What you are asked to do:
Write out the whole listing again, exactly.

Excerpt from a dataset
[Start]
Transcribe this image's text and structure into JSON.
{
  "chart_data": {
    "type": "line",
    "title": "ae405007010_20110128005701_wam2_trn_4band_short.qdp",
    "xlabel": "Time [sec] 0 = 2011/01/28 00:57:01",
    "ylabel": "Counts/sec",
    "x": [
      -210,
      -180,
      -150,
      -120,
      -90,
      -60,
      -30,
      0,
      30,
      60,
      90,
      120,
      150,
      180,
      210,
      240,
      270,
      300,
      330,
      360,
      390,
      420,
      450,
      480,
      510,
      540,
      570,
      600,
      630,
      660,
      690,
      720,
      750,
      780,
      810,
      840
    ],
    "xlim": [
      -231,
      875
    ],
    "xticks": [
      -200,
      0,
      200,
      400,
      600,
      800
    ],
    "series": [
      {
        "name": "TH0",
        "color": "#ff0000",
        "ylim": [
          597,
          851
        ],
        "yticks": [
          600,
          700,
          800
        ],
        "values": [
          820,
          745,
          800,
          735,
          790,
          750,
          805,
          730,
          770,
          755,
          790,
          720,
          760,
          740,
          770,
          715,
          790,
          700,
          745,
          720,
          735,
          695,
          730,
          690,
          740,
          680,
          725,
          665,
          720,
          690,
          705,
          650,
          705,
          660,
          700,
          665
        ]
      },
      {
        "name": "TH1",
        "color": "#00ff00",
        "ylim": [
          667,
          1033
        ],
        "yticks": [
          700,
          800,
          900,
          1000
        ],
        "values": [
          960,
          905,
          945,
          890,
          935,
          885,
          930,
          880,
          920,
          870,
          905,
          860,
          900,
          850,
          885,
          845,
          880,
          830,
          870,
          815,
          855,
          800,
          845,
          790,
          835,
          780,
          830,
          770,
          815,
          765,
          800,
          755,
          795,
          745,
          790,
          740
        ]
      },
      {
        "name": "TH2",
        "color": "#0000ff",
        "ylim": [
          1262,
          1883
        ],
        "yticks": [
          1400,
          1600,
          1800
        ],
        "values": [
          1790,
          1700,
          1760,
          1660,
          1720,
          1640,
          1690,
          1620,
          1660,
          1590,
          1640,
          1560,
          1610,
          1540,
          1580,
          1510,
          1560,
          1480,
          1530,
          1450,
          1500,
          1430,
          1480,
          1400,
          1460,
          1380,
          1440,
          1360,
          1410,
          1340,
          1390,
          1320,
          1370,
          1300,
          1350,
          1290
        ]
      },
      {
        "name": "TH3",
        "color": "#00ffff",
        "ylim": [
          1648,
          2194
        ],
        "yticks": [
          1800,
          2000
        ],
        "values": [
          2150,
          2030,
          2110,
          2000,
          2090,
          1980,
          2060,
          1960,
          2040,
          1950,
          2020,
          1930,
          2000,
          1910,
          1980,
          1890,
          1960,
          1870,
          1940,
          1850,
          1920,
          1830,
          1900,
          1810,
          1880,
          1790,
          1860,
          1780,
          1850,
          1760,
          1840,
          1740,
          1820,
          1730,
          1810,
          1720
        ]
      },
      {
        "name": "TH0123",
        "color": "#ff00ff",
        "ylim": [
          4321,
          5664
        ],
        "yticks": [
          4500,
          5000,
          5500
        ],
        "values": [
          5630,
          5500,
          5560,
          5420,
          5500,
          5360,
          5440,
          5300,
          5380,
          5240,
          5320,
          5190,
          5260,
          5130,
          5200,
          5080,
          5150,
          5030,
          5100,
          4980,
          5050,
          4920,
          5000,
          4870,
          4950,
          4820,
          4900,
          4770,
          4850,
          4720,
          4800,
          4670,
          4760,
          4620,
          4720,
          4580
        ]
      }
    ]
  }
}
[End]
Problem solution:
Transcribe this image's text and structure into JSON.
{
  "chart_data": {
    "type": "line",
    "title": "ae405007010_20110128005701_wam2_trn_4band_short.qdp",
    "xlabel": "Time [sec] 0 = 2011/01/28 00:57:01",
    "ylabel": "Counts/sec",
    "x": [
      -210,
      -180,
      -150,
      -120,
      -90,
      -60,
      -30,
      0,
      30,
      60,
      90,
      120,
      150,
      180,
      210,
      240,
      270,
      300,
      330,
      360,
      390,
      420,
      450,
      480,
      510,
      540,
      570,
      600,
      630,
      660,
      690,
      720,
      750,
      780,
      810,
      840
    ],
    "xlim": [
      -231,
      875
    ],
    "xticks": [
      -200,
      0,
      200,
      400,
      600,
      800
    ],
    "series": [
      {
        "name": "TH0",
        "color": "#ff0000",
        "ylim": [
          597,
          851
        ],
        "yticks": [
          600,
          700,
          800
        ],
        "values": [
          820,
          745,
          800,
          735,
          790,
          750,
          805,
          730,
          770,
          755,
          790,
          720,
          760,
          740,
          770,
          715,
          790,
          700,
          745,
          720,
          735,
          695,
          730,
          690,
          740,
          680,
          725,
          665,
          720,
          690,
          705,
          650,
          705,
          660,
          700,
          665
        ]
      },
      {
        "name": "TH1",
        "color": "#00ff00",
        "ylim": [
          667,
          1033
        ],
        "yticks": [
          700,
          800,
          900,
          1000
        ],
        "values": [
          960,
          905,
          945,
          890,
          935,
          885,
          930,
          880,
          920,
          870,
          905,
          860,
          900,
          850,
          885,
          845,
          880,
          830,
          870,
          815,
          855,
          800,
          845,
          790,
          835,
          780,
          830,
          770,
          815,
          765,
          800,
          755,
          795,
          745,
          790,
          740
        ]
      },
      {
        "name": "TH2",
        "color": "#0000ff",
        "ylim": [
          1262,
          1883
        ],
        "yticks": [
          1400,
          1600,
          1800
        ],
        "values": [
          1790,
          1700,
          1760,
          1660,
          1720,
          1640,
          1690,
          1620,
          1660,
          1590,
          1640,
          1560,
          1610,
          1540,
          1580,
          1510,
          1560,
          1480,
          1530,
          1450,
          1500,
          1430,
          1480,
          1400,
          1460,
          1380,
          1440,
          1360,
          1410,
          1340,
          1390,
          1320,
          1370,
          1300,
          1350,
          1290
        ]
      },
      {
        "name": "TH3",
        "color": "#00ffff",
        "ylim": [
          1648,
          2194
        ],
        "yticks": [
          1800,
          2000
        ],
        "values": [
          2150,
          2030,
          2110,
          2000,
          2090,
          1980,
          2060,
          1960,
          2040,
          1950,
          2020,
          1930,
          2000,
          1910,
          1980,
          1890,
          1960,
          1870,
          1940,
          1850,
          1920,
          1830,
          1900,
          1810,
          1880,
          1790,
          1860,
          1780,
          1850,
          1760,
          1840,
          1740,
          1820,
          1730,
          1810,
          1720
        ]
      },
      {
        "name": "TH0123",
        "color": "#ff00ff",
        "ylim": [
          4321,
          5664
        ],
        "yticks": [
          4500,
          5000,
          5500
        ],
        "values": [
          5630,
          5500,
          5560,
          5420,
          5500,
          5360,
          5440,
          5300,
          5380,
          5240,
          5320,
          5190,
          5260,
          5130,
          5200,
          5080,
          5150,
          5030,
          5100,
          4980,
          5050,
          4920,
          5000,
          4870,
          4950,
          4820,
          4900,
          4770,
          4850,
          4720,
          4800,
          4670,
          4760,
          4620,
          4720,
          4580
        ]
      }
    ]
  }
}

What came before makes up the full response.